** OBJECTIVE **
Each line from the one that contains "Transcribe this image's" to the end of the material must be quoted exactly; include both end lines and nothing else.

((

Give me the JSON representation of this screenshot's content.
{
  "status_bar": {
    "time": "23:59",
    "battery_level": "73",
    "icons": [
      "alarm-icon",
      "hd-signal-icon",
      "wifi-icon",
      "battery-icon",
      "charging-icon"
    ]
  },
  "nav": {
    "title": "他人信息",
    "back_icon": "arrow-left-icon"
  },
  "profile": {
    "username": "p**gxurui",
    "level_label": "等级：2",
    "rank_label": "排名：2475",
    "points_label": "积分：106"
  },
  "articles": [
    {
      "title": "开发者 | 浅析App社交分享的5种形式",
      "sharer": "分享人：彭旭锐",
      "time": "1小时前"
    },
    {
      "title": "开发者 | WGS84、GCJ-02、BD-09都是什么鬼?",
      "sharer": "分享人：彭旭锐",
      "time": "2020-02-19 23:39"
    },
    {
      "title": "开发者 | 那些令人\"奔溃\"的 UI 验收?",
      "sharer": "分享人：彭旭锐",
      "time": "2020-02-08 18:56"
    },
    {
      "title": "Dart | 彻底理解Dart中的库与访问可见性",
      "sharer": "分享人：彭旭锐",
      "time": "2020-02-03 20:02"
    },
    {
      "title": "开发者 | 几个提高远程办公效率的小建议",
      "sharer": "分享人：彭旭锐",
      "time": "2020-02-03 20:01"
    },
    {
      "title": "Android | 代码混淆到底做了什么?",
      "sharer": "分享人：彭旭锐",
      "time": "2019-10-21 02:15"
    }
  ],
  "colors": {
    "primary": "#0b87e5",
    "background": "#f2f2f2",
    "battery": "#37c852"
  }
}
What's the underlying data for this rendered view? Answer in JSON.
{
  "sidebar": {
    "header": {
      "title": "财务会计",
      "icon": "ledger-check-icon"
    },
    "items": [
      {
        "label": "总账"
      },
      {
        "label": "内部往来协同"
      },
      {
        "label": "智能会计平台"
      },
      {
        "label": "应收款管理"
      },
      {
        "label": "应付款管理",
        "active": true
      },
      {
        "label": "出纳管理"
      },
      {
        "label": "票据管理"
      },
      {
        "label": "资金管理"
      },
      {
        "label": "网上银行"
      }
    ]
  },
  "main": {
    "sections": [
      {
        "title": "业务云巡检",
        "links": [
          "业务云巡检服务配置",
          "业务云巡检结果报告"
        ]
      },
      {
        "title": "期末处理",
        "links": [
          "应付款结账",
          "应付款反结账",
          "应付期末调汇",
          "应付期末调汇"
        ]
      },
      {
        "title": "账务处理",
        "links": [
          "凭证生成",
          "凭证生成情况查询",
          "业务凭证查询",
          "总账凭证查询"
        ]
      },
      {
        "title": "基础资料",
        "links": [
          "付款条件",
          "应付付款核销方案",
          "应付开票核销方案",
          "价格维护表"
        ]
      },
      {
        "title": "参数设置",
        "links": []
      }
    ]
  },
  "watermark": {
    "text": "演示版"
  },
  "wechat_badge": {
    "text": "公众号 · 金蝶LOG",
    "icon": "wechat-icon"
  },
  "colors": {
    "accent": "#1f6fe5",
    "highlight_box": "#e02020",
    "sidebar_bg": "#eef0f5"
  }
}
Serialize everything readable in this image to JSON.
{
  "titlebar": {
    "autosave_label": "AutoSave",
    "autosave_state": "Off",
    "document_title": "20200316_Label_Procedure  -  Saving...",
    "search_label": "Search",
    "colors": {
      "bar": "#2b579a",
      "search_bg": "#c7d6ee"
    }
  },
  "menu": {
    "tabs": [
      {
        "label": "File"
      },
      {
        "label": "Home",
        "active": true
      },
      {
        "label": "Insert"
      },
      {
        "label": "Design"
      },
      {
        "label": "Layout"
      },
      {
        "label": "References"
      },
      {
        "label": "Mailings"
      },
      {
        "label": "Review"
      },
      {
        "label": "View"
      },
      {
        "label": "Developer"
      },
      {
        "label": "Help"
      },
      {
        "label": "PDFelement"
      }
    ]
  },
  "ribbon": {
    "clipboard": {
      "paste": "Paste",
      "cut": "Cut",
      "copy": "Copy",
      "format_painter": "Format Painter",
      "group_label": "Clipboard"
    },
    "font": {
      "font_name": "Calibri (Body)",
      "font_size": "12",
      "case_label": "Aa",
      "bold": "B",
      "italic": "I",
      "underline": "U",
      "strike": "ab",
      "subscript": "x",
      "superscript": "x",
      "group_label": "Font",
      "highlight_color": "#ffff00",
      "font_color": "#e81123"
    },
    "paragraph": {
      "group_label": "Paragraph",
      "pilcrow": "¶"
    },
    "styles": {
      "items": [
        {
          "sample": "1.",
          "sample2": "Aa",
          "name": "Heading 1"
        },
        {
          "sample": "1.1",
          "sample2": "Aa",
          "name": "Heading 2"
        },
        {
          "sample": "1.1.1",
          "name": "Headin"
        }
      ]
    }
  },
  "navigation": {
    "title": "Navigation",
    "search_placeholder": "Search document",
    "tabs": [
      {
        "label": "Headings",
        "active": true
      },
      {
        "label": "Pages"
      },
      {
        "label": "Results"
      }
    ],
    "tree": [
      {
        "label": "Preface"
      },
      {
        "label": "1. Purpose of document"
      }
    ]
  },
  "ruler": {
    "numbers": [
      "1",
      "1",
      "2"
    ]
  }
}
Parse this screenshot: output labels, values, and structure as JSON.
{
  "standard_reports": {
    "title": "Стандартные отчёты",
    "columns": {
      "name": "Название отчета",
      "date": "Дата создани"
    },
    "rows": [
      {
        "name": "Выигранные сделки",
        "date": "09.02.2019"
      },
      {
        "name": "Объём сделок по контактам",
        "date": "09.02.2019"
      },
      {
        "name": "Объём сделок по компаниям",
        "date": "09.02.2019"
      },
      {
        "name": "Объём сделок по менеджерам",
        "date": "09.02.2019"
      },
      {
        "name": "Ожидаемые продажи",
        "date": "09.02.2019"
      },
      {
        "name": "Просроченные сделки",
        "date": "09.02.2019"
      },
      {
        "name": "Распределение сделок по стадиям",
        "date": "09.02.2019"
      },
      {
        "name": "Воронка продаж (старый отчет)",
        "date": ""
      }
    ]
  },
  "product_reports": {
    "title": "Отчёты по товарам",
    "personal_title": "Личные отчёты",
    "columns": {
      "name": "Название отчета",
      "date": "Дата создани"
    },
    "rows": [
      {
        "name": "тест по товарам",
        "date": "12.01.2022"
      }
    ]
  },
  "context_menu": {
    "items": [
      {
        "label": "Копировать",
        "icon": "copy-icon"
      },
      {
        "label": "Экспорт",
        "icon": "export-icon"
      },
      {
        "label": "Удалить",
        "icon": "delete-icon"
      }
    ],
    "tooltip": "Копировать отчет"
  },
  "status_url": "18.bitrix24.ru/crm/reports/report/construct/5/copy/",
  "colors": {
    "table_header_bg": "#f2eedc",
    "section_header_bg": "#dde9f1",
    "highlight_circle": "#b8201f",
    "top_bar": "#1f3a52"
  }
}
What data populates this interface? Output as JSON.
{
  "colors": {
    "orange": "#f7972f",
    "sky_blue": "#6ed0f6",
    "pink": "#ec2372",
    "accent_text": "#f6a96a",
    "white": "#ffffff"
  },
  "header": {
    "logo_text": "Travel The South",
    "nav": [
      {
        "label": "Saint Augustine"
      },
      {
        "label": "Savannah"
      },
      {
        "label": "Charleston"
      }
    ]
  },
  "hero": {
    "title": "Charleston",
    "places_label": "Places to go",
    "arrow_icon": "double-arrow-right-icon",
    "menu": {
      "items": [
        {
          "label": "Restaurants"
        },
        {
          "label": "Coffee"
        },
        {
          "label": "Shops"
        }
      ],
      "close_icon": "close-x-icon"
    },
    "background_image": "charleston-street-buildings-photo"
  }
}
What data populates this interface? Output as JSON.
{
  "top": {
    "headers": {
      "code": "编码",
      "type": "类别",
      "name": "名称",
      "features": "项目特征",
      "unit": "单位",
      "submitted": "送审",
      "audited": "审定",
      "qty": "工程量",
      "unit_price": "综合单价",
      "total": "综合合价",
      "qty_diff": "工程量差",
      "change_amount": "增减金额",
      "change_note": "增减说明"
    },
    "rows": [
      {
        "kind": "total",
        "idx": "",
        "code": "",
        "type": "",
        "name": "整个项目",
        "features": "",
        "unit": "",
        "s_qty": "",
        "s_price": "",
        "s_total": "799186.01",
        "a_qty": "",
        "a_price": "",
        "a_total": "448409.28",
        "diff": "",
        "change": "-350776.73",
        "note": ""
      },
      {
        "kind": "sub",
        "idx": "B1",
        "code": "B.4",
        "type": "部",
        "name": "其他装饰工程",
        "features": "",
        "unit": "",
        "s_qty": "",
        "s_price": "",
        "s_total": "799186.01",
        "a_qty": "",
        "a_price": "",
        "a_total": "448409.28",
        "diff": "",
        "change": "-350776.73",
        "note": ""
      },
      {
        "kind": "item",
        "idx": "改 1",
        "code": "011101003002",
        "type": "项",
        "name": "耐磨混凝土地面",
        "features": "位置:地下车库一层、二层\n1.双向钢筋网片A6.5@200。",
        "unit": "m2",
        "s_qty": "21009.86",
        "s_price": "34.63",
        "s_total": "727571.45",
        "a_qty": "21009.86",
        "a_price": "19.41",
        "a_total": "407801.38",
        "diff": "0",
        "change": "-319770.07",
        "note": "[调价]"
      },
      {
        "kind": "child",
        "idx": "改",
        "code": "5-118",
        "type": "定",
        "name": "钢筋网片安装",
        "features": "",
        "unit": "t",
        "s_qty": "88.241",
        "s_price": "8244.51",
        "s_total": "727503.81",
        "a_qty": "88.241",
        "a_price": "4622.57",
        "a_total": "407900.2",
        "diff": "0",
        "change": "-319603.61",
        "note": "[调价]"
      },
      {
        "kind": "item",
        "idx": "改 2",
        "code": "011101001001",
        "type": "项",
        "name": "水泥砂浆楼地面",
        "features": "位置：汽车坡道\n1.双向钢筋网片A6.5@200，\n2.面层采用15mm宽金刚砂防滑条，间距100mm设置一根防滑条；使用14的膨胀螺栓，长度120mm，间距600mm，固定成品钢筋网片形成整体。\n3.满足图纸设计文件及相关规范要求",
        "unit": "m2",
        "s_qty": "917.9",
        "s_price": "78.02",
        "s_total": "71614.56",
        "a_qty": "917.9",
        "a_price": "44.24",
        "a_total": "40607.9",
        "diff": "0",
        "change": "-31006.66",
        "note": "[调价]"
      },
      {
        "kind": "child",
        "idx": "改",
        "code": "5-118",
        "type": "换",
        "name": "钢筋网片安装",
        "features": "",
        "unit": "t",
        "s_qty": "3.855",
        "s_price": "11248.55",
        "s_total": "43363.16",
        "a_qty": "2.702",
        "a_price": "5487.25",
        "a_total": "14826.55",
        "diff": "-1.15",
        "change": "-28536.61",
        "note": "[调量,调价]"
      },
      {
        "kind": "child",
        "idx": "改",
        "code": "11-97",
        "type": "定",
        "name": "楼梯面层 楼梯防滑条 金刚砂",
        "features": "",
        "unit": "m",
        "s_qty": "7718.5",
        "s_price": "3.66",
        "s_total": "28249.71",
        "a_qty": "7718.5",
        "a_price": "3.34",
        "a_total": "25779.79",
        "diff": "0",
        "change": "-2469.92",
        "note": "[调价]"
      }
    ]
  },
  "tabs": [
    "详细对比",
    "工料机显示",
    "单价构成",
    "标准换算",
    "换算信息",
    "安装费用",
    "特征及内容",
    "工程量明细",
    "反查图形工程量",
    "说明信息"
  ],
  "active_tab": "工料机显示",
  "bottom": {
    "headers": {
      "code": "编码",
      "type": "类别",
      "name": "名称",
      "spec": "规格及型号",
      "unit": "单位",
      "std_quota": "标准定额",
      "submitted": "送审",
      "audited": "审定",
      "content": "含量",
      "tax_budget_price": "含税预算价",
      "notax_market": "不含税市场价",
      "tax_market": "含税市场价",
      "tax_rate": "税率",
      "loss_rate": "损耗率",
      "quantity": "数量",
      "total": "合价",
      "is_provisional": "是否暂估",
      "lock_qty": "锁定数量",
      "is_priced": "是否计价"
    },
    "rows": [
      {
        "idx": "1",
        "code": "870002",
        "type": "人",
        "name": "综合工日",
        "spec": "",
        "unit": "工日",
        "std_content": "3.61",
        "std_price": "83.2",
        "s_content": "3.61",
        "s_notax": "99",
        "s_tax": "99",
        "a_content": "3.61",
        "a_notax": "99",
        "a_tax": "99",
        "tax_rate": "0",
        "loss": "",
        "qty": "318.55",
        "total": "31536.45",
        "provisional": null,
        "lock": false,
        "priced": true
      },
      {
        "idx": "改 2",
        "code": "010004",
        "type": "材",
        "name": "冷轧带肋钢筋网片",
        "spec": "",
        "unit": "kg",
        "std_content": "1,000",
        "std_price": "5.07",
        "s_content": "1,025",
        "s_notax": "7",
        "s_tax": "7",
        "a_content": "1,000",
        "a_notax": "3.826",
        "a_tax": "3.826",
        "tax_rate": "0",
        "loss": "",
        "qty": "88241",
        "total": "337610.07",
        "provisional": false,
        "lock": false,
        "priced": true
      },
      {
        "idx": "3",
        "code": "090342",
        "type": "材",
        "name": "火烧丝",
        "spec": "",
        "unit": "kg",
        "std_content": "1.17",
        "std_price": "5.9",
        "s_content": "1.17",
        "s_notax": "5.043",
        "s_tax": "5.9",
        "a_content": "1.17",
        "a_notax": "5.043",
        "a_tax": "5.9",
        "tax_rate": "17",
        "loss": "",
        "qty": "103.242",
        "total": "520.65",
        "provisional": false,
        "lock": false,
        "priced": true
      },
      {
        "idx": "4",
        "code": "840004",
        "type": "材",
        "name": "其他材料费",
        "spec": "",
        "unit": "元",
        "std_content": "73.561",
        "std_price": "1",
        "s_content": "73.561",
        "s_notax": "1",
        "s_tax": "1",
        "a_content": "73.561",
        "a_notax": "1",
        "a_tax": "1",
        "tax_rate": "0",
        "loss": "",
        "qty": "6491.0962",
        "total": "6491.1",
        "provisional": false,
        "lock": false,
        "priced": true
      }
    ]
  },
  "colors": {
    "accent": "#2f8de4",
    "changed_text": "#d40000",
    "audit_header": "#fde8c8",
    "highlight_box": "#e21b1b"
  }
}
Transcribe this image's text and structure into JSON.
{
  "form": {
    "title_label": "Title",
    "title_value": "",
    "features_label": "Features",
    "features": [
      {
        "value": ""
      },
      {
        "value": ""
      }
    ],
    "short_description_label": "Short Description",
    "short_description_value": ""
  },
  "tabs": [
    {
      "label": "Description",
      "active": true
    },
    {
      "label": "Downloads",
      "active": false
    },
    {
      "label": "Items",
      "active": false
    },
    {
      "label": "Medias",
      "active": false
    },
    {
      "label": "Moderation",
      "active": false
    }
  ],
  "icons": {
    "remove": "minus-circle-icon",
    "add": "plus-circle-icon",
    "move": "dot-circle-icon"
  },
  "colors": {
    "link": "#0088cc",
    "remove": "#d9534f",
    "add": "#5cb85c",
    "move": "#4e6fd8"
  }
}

))

** SOLUTION TO THIS TASK **
Transcribe this image's text and structure into JSON.
{
  "form": {
    "title_label": "Title",
    "title_value": "",
    "features_label": "Features",
    "features": [
      {
        "value": ""
      },
      {
        "value": ""
      }
    ],
    "short_description_label": "Short Description",
    "short_description_value": ""
  },
  "tabs": [
    {
      "label": "Description",
      "active": true
    },
    {
      "label": "Downloads",
      "active": false
    },
    {
      "label": "Items",
      "active": false
    },
    {
      "label": "Medias",
      "active": false
    },
    {
      "label": "Moderation",
      "active": false
    }
  ],
  "icons": {
    "remove": "minus-circle-icon",
    "add": "plus-circle-icon",
    "move": "dot-circle-icon"
  },
  "colors": {
    "link": "#0088cc",
    "remove": "#d9534f",
    "add": "#5cb85c",
    "move": "#4e6fd8"
  }
}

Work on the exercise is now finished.